Wahyu Iryana
Penulis
Banyak yang berpikir bahwa kesalehan selalu berwajah serius. Padahal, iman juga bisa hadir dalam bentuk tawa, kelakar, dan kejailan yang tetap berakar pada keimanan. Ada sahabat Rasulullah yang dikenal jenaka, ada penyair yang nakal tapi dekat dengan Tuhan, dan ada sufi yang mengajarkan hikmah lewat humor. Mereka adalah Nuaiman bin Amr, Abu Nuwas, dan Nasruddin Hoja.
Ketiganya hidup di zaman yang berbeda, tetapi memiliki satu kesamaan: mereka mengingat Allah dengan cara yang ringan, tetapi dalam.
Nuaiman: Kejenakaan yang Dirindukan di Surga
Jika ada gelar "sahabat paling jahil" dalam Islam, Nuaiman pasti pemenangnya. Ia adalah sahabat Rasulullah yang sering membuat para sahabat terpingkal-pingkal. Suatu hari, ia menjual dirinya sendiri kepada seorang pedagang Badui, mengaku sebagai budak. Saat sang pedagang hendak membawanya pergi, Nuaiman berteriak, "Aku bukan budak!"
Rasulullah hanya tertawa dan menjelaskan bahwa itu memang ulah Nuaiman.
Namun, di balik kelakarnya, Nuaiman adalah seorang pejuang. Ia ikut serta dalam Perang Badar, Uhud, dan pertempuran besar lainnya. Dan yang paling mengesankan, adalah cara ia menghadap kematian.
Ketika ajal menjemput, wajahnya berseri-seri. Ia tertawa, membuat para sahabat bingung. “Apa yang membuatmu tertawa, wahai Nuaiman?” tanya mereka.
“Aku melihat tempatku di surga," jawabnya, "dan aku melihat orang-orang yang dulu aku jaili sedang menungguku sambil tersenyum.” Lalu ia pergi dengan tawa.
Begitupun ketika sudah di alam kubur ketika malaikat Munkar Nakir bertanya man Robbuka?. Nuaiman lantang menjawab Allah Tuhanku. Namun ketika ia ditanya Siapa Nabimu? Nuaiman terdiam. Malaikat Munkar Nakir sampai tiga kali bertanya dengan nada kenceng, akhirnya Nuaiman berbisik jangan keras keras Nabiku masih mengintip di atas kuburan ini. Itulah Nuaiman yang masuk surga dengan tertawa karena mencintai Allah dan Rasullullah.

Baris Data
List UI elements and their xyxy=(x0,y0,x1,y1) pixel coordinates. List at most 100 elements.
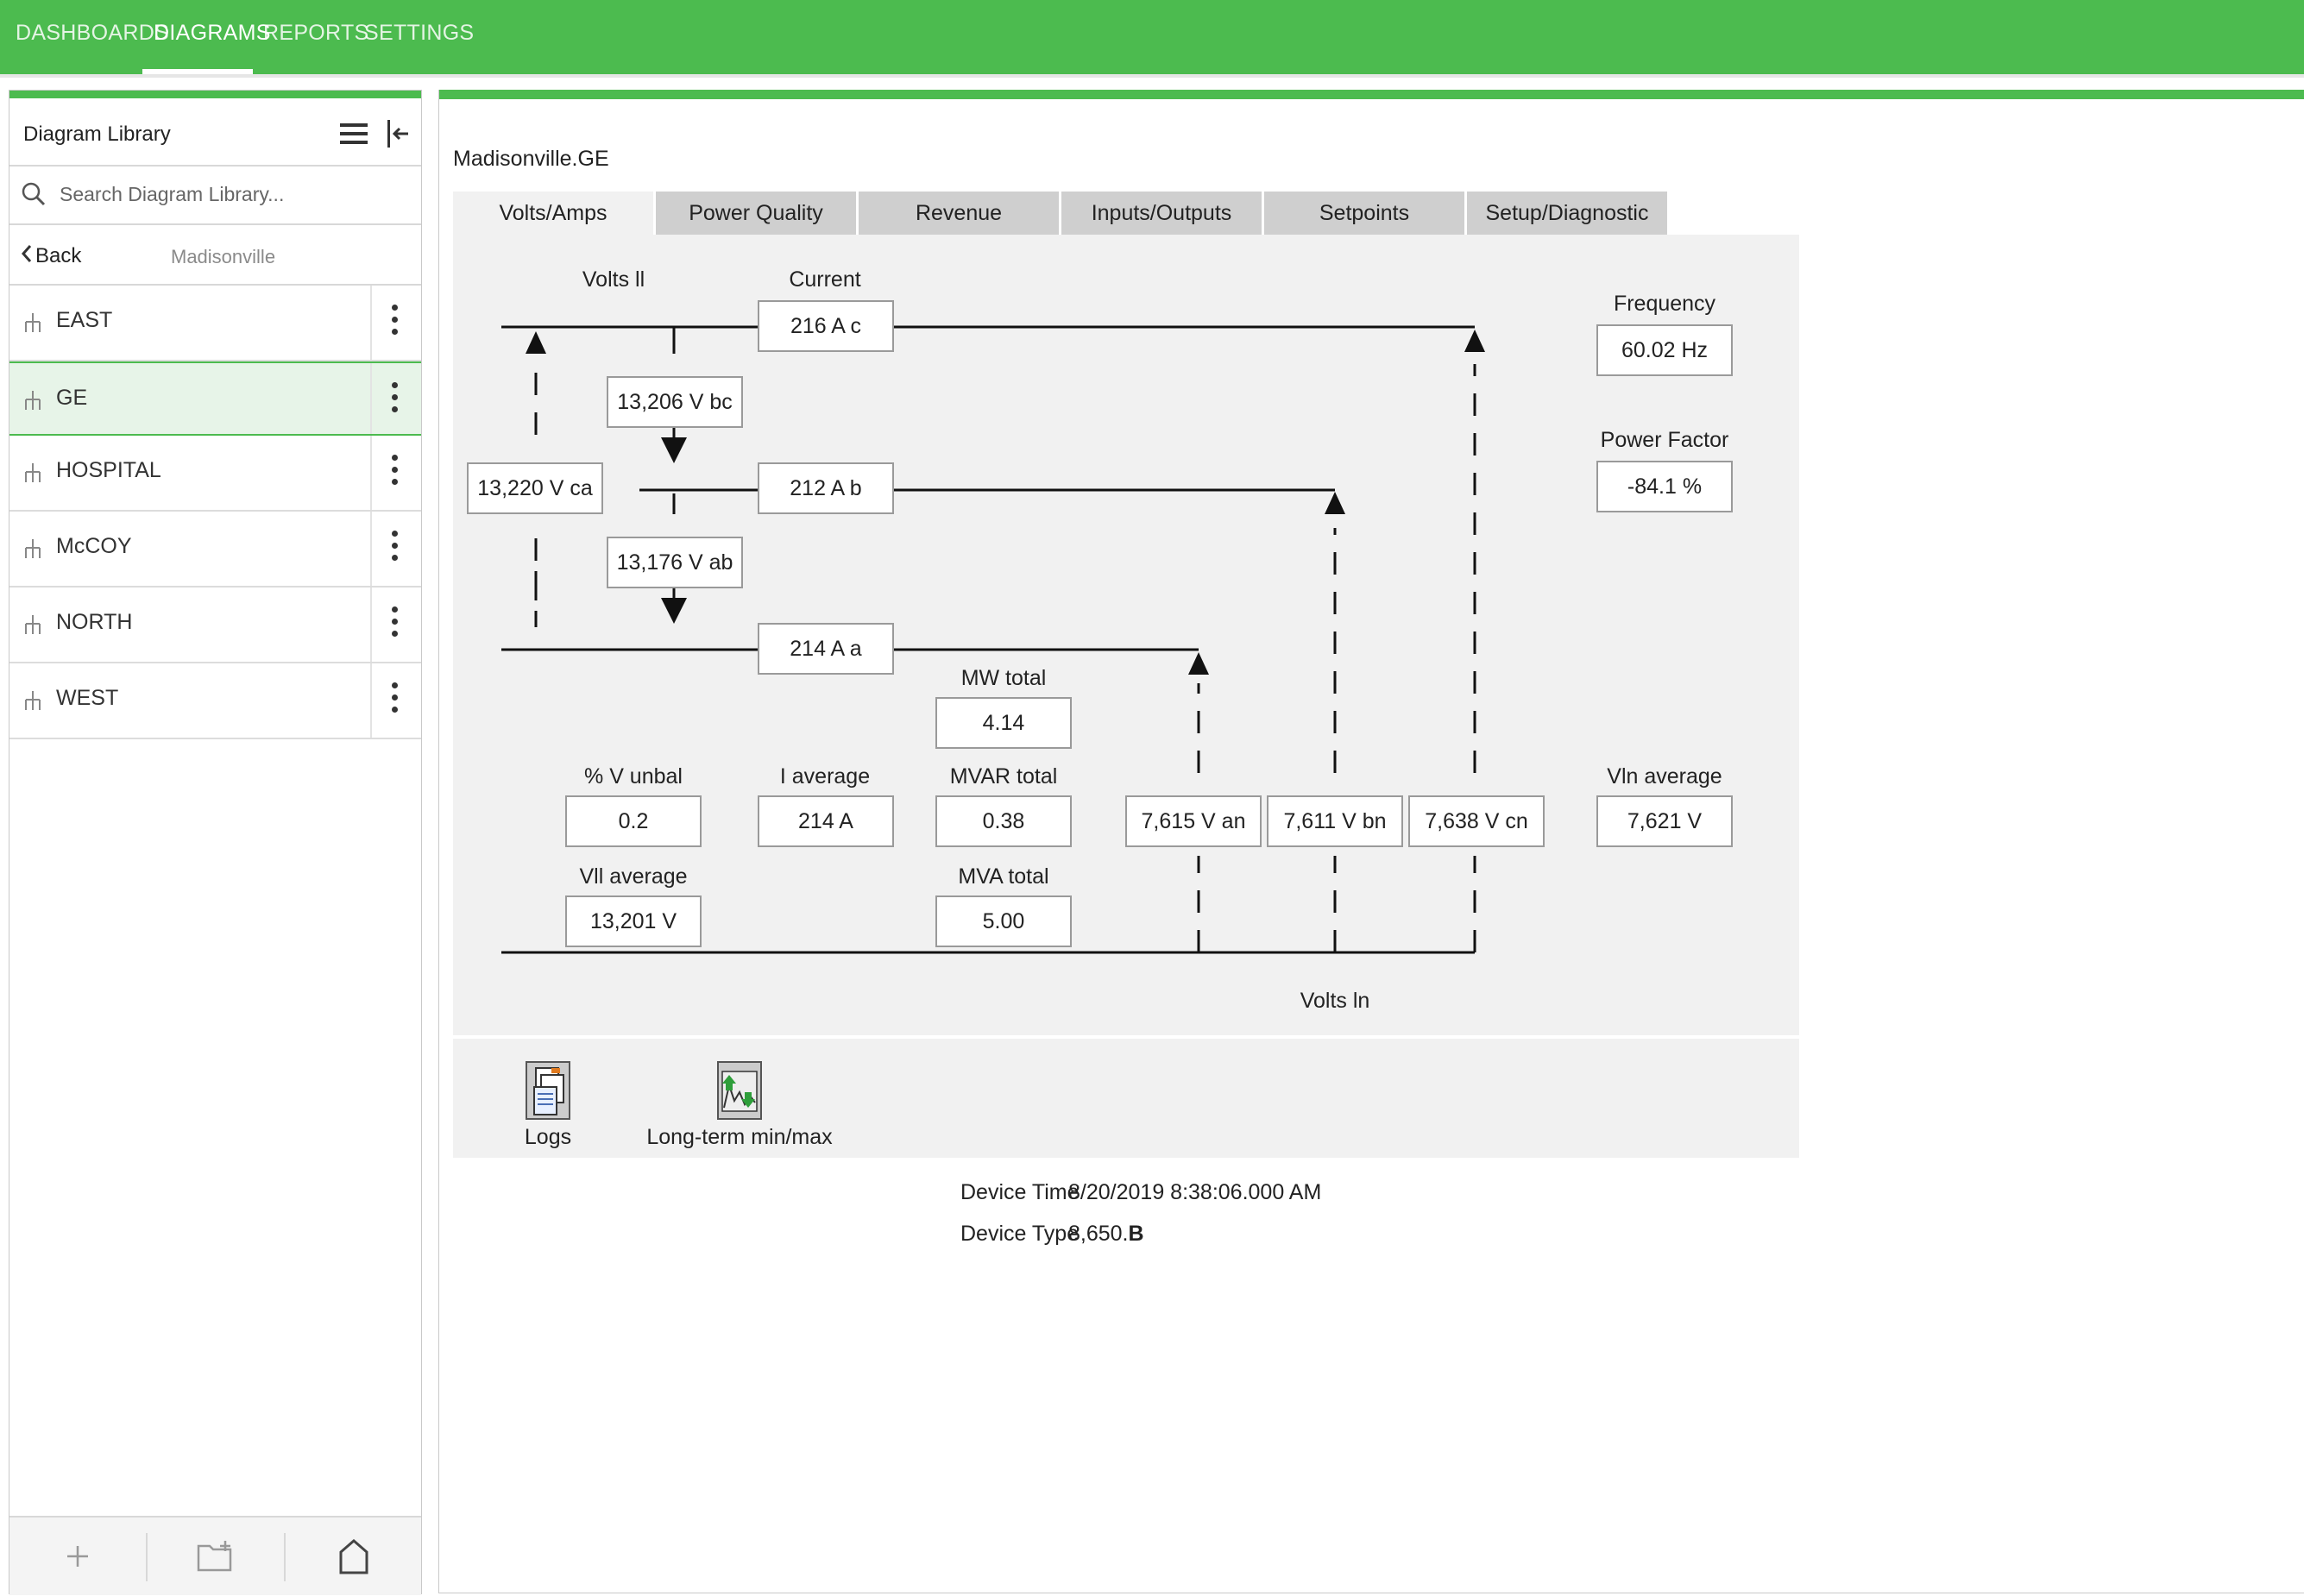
library-item-label: EAST xyxy=(56,308,113,332)
divider xyxy=(9,223,421,225)
library-item-label: WEST xyxy=(56,686,119,710)
device-type-value: 8,650.B xyxy=(1068,1222,1144,1247)
tab-setpoints[interactable]: Setpoints xyxy=(1264,192,1467,235)
logs-icon[interactable] xyxy=(526,1061,570,1120)
more-options-icon[interactable] xyxy=(389,606,400,644)
hierarchy-icon xyxy=(23,689,42,712)
device-time-value: 8/20/2019 8:38:06.000 AM xyxy=(1068,1180,1322,1204)
vll-average-value: 13,201 V xyxy=(565,895,702,947)
label-i-average: I average xyxy=(779,764,871,789)
label-mvar-total: MVAR total xyxy=(949,764,1058,789)
label-vln-average: Vln average xyxy=(1607,764,1722,789)
min-max-chart-icon[interactable] xyxy=(717,1061,762,1120)
nav-reports[interactable]: REPORTS xyxy=(263,21,369,52)
home-button[interactable] xyxy=(286,1517,422,1595)
power-factor-value: -84.1 % xyxy=(1596,461,1733,512)
more-options-icon[interactable] xyxy=(389,682,400,720)
panel-accent-bar xyxy=(9,91,421,98)
frequency-value: 60.02 Hz xyxy=(1596,324,1733,376)
device-type-suffix: B xyxy=(1128,1222,1144,1246)
tab-inputs-outputs[interactable]: Inputs/Outputs xyxy=(1061,192,1264,235)
v-cn-value: 7,638 V cn xyxy=(1408,795,1545,847)
library-item-label: GE xyxy=(56,386,88,410)
label-mva-total: MVA total xyxy=(958,864,1049,889)
label-mw-total: MW total xyxy=(960,666,1047,690)
add-folder-icon xyxy=(197,1541,232,1572)
search-input[interactable] xyxy=(58,173,415,215)
tab-revenue[interactable]: Revenue xyxy=(859,192,1061,235)
device-type-number: 8,650. xyxy=(1068,1222,1129,1246)
device-type-row: Device Type 8,650.B xyxy=(960,1222,1392,1251)
long-term-min-max-link[interactable]: Long-term min/max xyxy=(646,1125,832,1150)
mvar-total-value: 0.38 xyxy=(935,795,1072,847)
breadcrumb: Madisonville xyxy=(171,246,276,267)
arrow-up xyxy=(526,331,546,354)
nav-shadow xyxy=(0,74,2304,78)
nav-dashboards[interactable]: DASHBOARDS xyxy=(16,21,169,52)
nav-diagrams[interactable]: DIAGRAMS xyxy=(154,21,271,52)
v-an-value: 7,615 V an xyxy=(1125,795,1262,847)
library-item-mccoy[interactable]: McCOY xyxy=(9,512,421,588)
vln-average-value: 7,621 V xyxy=(1596,795,1733,847)
divider xyxy=(370,436,372,510)
add-diagram-button[interactable] xyxy=(9,1517,146,1595)
library-item-label: NORTH xyxy=(56,610,133,634)
current-c-value: 216 A c xyxy=(758,300,894,352)
divider xyxy=(370,512,372,586)
mva-total-value: 5.00 xyxy=(935,895,1072,947)
current-a-value: 214 A a xyxy=(758,623,894,675)
hierarchy-icon xyxy=(23,537,42,560)
library-item-east[interactable]: EAST xyxy=(9,286,421,361)
device-time-label: Device Time xyxy=(960,1180,1080,1204)
tab-power-quality[interactable]: Power Quality xyxy=(656,192,859,235)
library-item-ge[interactable]: GE xyxy=(9,361,421,436)
more-options-icon[interactable] xyxy=(389,531,400,569)
divider xyxy=(370,663,372,738)
chevron-left-icon xyxy=(21,244,32,269)
more-options-icon[interactable] xyxy=(389,305,400,342)
logs-link[interactable]: Logs xyxy=(525,1125,571,1150)
v-bn-value: 7,611 V bn xyxy=(1267,795,1403,847)
library-item-label: HOSPITAL xyxy=(56,458,161,482)
diagram-library-panel: Diagram Library Back Madisonville xyxy=(9,90,422,1595)
library-item-hospital[interactable]: HOSPITAL xyxy=(9,436,421,512)
top-nav-bar: DASHBOARDS DIAGRAMS REPORTS SETTINGS xyxy=(0,0,2304,74)
divider xyxy=(370,588,372,662)
device-time-row: Device Time 8/20/2019 8:38:06.000 AM xyxy=(960,1180,1392,1210)
panel-accent-bar xyxy=(439,90,2304,99)
hierarchy-icon xyxy=(23,311,42,334)
divider xyxy=(370,363,372,434)
label-power-factor: Power Factor xyxy=(1600,428,1729,452)
collapse-panel-icon[interactable] xyxy=(384,118,412,149)
v-unbal-value: 0.2 xyxy=(565,795,702,847)
device-type-label: Device Type xyxy=(960,1222,1080,1246)
diagram-library-title: Diagram Library xyxy=(23,123,171,146)
hierarchy-icon xyxy=(23,613,42,636)
label-frequency: Frequency xyxy=(1613,292,1716,316)
library-footer-toolbar xyxy=(9,1516,421,1595)
back-label: Back xyxy=(35,244,82,267)
diagram-viewer: Madisonville.GE Volts/Amps Power Quality… xyxy=(438,90,2304,1593)
label-current: Current xyxy=(789,267,861,292)
divider xyxy=(9,165,421,167)
library-item-west[interactable]: WEST xyxy=(9,663,421,739)
home-icon xyxy=(339,1539,368,1574)
library-item-label: McCOY xyxy=(56,534,132,558)
add-folder-button[interactable] xyxy=(148,1517,284,1595)
nav-settings[interactable]: SETTINGS xyxy=(364,21,474,52)
label-vll-average: Vll average xyxy=(579,864,688,889)
tab-volts-amps[interactable]: Volts/Amps xyxy=(453,192,656,235)
v-ca-value: 13,220 V ca xyxy=(467,462,603,514)
more-options-icon[interactable] xyxy=(389,382,400,420)
tab-setup-diagnostic[interactable]: Setup/Diagnostic xyxy=(1467,192,1670,235)
arrow-up xyxy=(1464,330,1485,352)
library-item-north[interactable]: NORTH xyxy=(9,588,421,663)
menu-icon[interactable] xyxy=(339,120,368,148)
search-icon xyxy=(22,182,46,206)
more-options-icon[interactable] xyxy=(389,455,400,493)
plus-icon xyxy=(67,1546,88,1567)
device-title: Madisonville.GE xyxy=(453,147,609,171)
current-b-value: 212 A b xyxy=(758,462,894,514)
back-button[interactable]: Back xyxy=(21,244,82,269)
diagram-tools: Logs Long-term min/max xyxy=(453,1039,1799,1158)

**Tugas Dikerjakan:**
a – Jelaskan dalam satu sampai tiga kalimat mengapa Nuaiman tertawa saat ajal menjemputnya, sesuai teks bacaan.
b – Menurut teks bacaan, kepada siapa Nuaiman menjual dirinya sendiri?
c – Sambung teks bacaan tentang iman yang hadir lewat humor, mulai setelah kalimat terakhirnya.

**Jawaban:**
a – Nuaiman tertawa karena ia melihat tempatnya di surga. Ia juga melihat orang-orang yang dulu dijailinya sedang menunggunya sambil tersenyum.

b – Kepada seorang pedagang Badui.

c –
Kisah kejenakaan Nuaiman bin Amr banyak ditemukan dalam kitab-kitab sejarah dan hadits. Beberapa sumber utama yang mencatat kisahnya antara lain: Pertama kitab "Al-Isti‘āb fī Ma‘rifat al-Ashhāb" Karya Ibnu Abdil Barr, kitab ini berisi biografi para sahabat Nabi, termasuk kisah-kisah unik dan jenaka tentang Nuaiman. Kedua kitab "Usud al-Ghābah fī Ma‘rifat al-Ṣaḥābah" – Karya Ibnu al-Athir, yang juga mencatat kejenakaan Nuaiman di berbagai peristiwa. Ketiga kitab "Al-Isābah fī Tamyīz al-Ṣaḥābah" – Karya Ibnu Hajar al-Asqalani, yang mengulas banyak kisah sahabat, termasuk anekdot lucu tentang Nuaiman.
Keempat kitab hadits "Musnad Ahmad bin Hanbal" – Beberapa riwayat dalam kitab ini menyebutkan kejenakaan para sahabat, termasuk kisah Nuaiman yang menjual dirinya sendiri kepada pedagang Badui sebagai lelucon. Kelima kitab "Dalā’il al-Nubuwwah" Karya Imam al-Bayhaqi, yang berisi tanda-tanda kenabian Muhammad dan juga mencatat kisah-kisah lucu di kalangan sahabat.
Selain itu, berbagai kitab adab dan tarikh (sejarah Islam) juga sering mengutip kisah-kisahnya sebagai contoh bahwa Islam adalah agama yang memberi ruang bagi humor dan kebahagiaan dalam kehidupan sehari-hari.
Abu Nuwas: Si Pendosa yang Mengandalkan Rahmat Allah
Jika Nuaiman adalah sahabat Nabi yang jenaka, maka Abu Nuwas adalah penyair yang cerdas sekaligus nyentrik. Di masa Abasiyah, ia dikenal sebagai penyair yang suka bersenang-senang. Tapi di balik gaya hidupnya yang bebas, hatinya selalu rindu kepada Allah.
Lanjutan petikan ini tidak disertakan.